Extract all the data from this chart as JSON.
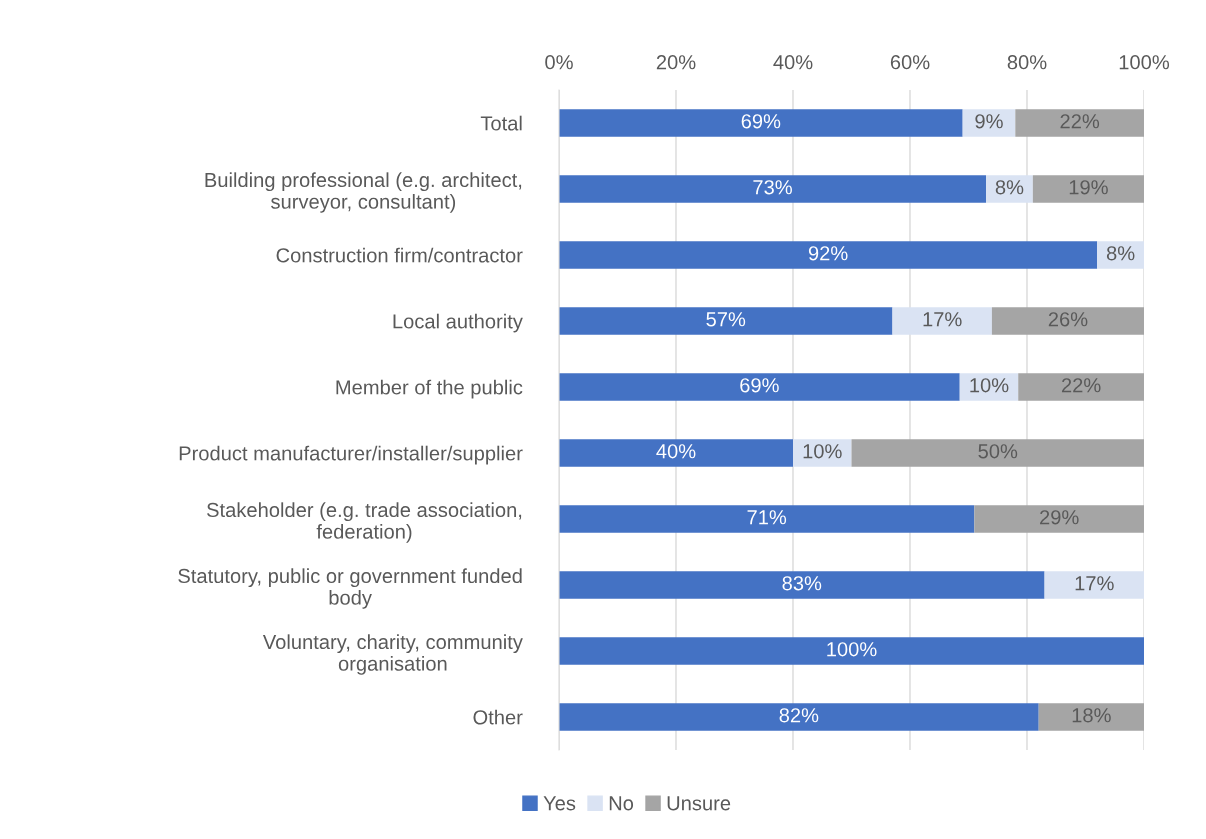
{
  "chart_data": {
    "type": "bar",
    "orientation": "horizontal",
    "stacked": true,
    "categories": [
      "Total",
      "Building professional (e.g. architect,\nsurveyor, consultant)",
      "Construction firm/contractor",
      "Local authority",
      "Member of the public",
      "Product manufacturer/installer/supplier",
      "Stakeholder (e.g. trade association,\nfederation)",
      "Statutory, public or government funded\nbody",
      "Voluntary, charity, community\norganisation",
      "Other"
    ],
    "series": [
      {
        "name": "Yes",
        "color": "#4472c4",
        "values": [
          69,
          73,
          92,
          57,
          68.5,
          40,
          71,
          83,
          100,
          82
        ],
        "value_labels": [
          "69%",
          "73%",
          "92%",
          "57%",
          "69%",
          "40%",
          "71%",
          "83%",
          "100%",
          "82%"
        ]
      },
      {
        "name": "No",
        "color": "#dae3f3",
        "values": [
          9,
          8,
          8,
          17,
          10,
          10,
          0,
          17,
          0,
          0
        ],
        "value_labels": [
          "9%",
          "8%",
          "8%",
          "17%",
          "10%",
          "10%",
          null,
          "17%",
          null,
          null
        ]
      },
      {
        "name": "Unsure",
        "color": "#a5a5a5",
        "values": [
          22,
          19,
          0,
          26,
          21.5,
          50,
          29,
          0,
          0,
          18
        ],
        "value_labels": [
          "22%",
          "19%",
          null,
          "26%",
          "22%",
          "50%",
          "29%",
          null,
          null,
          "18%"
        ]
      }
    ],
    "xlim": [
      0,
      100
    ],
    "xticks": [
      {
        "value": 0,
        "label": "0%"
      },
      {
        "value": 20,
        "label": "20%"
      },
      {
        "value": 40,
        "label": "40%"
      },
      {
        "value": 60,
        "label": "60%"
      },
      {
        "value": 80,
        "label": "80%"
      },
      {
        "value": 100,
        "label": "100%"
      }
    ],
    "grid": "x",
    "legend": "bottom"
  }
}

#### WHAT THE TASK REQUIRES:
Transcribe the listing in full and omit the pictures.

#### ANSWER TO THE PROBLEM:
Extract all the data from this chart as JSON.
{
  "chart_data": {
    "type": "bar",
    "orientation": "horizontal",
    "stacked": true,
    "categories": [
      "Total",
      "Building professional (e.g. architect,\nsurveyor, consultant)",
      "Construction firm/contractor",
      "Local authority",
      "Member of the public",
      "Product manufacturer/installer/supplier",
      "Stakeholder (e.g. trade association,\nfederation)",
      "Statutory, public or government funded\nbody",
      "Voluntary, charity, community\norganisation",
      "Other"
    ],
    "series": [
      {
        "name": "Yes",
        "color": "#4472c4",
        "values": [
          69,
          73,
          92,
          57,
          68.5,
          40,
          71,
          83,
          100,
          82
        ],
        "value_labels": [
          "69%",
          "73%",
          "92%",
          "57%",
          "69%",
          "40%",
          "71%",
          "83%",
          "100%",
          "82%"
        ]
      },
      {
        "name": "No",
        "color": "#dae3f3",
        "values": [
          9,
          8,
          8,
          17,
          10,
          10,
          0,
          17,
          0,
          0
        ],
        "value_labels": [
          "9%",
          "8%",
          "8%",
          "17%",
          "10%",
          "10%",
          null,
          "17%",
          null,
          null
        ]
      },
      {
        "name": "Unsure",
        "color": "#a5a5a5",
        "values": [
          22,
          19,
          0,
          26,
          21.5,
          50,
          29,
          0,
          0,
          18
        ],
        "value_labels": [
          "22%",
          "19%",
          null,
          "26%",
          "22%",
          "50%",
          "29%",
          null,
          null,
          "18%"
        ]
      }
    ],
    "xlim": [
      0,
      100
    ],
    "xticks": [
      {
        "value": 0,
        "label": "0%"
      },
      {
        "value": 20,
        "label": "20%"
      },
      {
        "value": 40,
        "label": "40%"
      },
      {
        "value": 60,
        "label": "60%"
      },
      {
        "value": 80,
        "label": "80%"
      },
      {
        "value": 100,
        "label": "100%"
      }
    ],
    "grid": "x",
    "legend": "bottom"
  }
}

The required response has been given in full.